**INSTRUCTIONS FOR THE TASK:** Nothing but the lines from the one containing "What's the underlying" through the last line should be written out, please, exactly as they stand.

**TASK MATERIAL:**
----------

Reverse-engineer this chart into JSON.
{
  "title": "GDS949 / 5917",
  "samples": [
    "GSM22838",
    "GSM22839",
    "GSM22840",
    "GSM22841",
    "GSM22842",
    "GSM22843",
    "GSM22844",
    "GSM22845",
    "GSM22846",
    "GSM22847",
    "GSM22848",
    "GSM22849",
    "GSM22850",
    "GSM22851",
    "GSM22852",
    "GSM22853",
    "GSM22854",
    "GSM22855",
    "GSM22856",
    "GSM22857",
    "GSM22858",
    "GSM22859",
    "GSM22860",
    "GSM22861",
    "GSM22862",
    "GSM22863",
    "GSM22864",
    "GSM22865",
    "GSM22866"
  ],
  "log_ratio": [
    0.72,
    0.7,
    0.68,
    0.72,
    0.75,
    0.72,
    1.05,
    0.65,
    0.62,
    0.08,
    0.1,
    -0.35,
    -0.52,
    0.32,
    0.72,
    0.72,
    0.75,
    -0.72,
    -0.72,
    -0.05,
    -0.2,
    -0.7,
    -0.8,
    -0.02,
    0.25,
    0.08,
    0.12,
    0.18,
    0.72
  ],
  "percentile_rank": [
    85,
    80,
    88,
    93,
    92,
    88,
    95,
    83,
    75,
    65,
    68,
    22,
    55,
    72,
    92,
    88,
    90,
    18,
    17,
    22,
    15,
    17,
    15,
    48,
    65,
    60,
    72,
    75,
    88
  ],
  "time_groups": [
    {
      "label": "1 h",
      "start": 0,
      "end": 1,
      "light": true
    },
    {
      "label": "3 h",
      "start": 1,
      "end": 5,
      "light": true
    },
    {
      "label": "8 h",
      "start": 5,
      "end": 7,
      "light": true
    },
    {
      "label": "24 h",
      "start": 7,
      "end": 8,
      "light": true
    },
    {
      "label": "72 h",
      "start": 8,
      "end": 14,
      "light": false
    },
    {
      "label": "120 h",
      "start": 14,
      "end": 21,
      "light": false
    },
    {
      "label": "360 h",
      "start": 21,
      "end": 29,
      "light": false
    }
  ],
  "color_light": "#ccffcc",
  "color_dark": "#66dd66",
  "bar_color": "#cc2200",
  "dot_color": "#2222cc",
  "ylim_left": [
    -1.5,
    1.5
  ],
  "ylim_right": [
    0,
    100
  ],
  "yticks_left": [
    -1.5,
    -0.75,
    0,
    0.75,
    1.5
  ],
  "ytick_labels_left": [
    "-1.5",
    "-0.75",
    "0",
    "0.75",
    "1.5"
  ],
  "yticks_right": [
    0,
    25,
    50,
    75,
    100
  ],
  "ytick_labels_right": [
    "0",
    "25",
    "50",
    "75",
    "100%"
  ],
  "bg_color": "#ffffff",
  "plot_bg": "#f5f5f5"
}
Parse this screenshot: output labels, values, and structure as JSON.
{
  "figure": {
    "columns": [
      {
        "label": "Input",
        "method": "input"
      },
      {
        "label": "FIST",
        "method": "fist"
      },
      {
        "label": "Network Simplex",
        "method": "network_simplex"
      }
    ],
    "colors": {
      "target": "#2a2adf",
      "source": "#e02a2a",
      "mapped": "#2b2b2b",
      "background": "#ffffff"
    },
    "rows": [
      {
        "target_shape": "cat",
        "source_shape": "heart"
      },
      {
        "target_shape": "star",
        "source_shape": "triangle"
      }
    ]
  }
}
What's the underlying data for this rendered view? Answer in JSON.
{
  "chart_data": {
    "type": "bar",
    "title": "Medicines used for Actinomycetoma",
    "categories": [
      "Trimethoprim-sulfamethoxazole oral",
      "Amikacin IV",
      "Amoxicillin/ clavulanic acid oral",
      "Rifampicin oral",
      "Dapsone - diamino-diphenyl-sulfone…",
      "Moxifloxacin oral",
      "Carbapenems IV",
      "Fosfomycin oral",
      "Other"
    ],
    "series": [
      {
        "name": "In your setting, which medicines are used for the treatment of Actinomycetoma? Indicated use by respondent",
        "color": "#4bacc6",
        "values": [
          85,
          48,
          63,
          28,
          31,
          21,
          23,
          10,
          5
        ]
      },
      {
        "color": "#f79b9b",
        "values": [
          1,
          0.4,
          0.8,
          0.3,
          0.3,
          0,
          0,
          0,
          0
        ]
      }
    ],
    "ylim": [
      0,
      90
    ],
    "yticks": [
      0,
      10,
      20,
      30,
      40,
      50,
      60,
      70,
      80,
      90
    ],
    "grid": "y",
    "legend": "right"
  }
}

----------

**REPLY:**
What's the underlying data for this rendered view? Answer in JSON.
{
  "chart_data": {
    "type": "bar",
    "title": "Medicines used for Actinomycetoma",
    "categories": [
      "Trimethoprim-sulfamethoxazole oral",
      "Amikacin IV",
      "Amoxicillin/ clavulanic acid oral",
      "Rifampicin oral",
      "Dapsone - diamino-diphenyl-sulfone…",
      "Moxifloxacin oral",
      "Carbapenems IV",
      "Fosfomycin oral",
      "Other"
    ],
    "series": [
      {
        "name": "In your setting, which medicines are used for the treatment of Actinomycetoma? Indicated use by respondent",
        "color": "#4bacc6",
        "values": [
          85,
          48,
          63,
          28,
          31,
          21,
          23,
          10,
          5
        ]
      },
      {
        "color": "#f79b9b",
        "values": [
          1,
          0.4,
          0.8,
          0.3,
          0.3,
          0,
          0,
          0,
          0
        ]
      }
    ],
    "ylim": [
      0,
      90
    ],
    "yticks": [
      0,
      10,
      20,
      30,
      40,
      50,
      60,
      70,
      80,
      90
    ],
    "grid": "y",
    "legend": "right"
  }
}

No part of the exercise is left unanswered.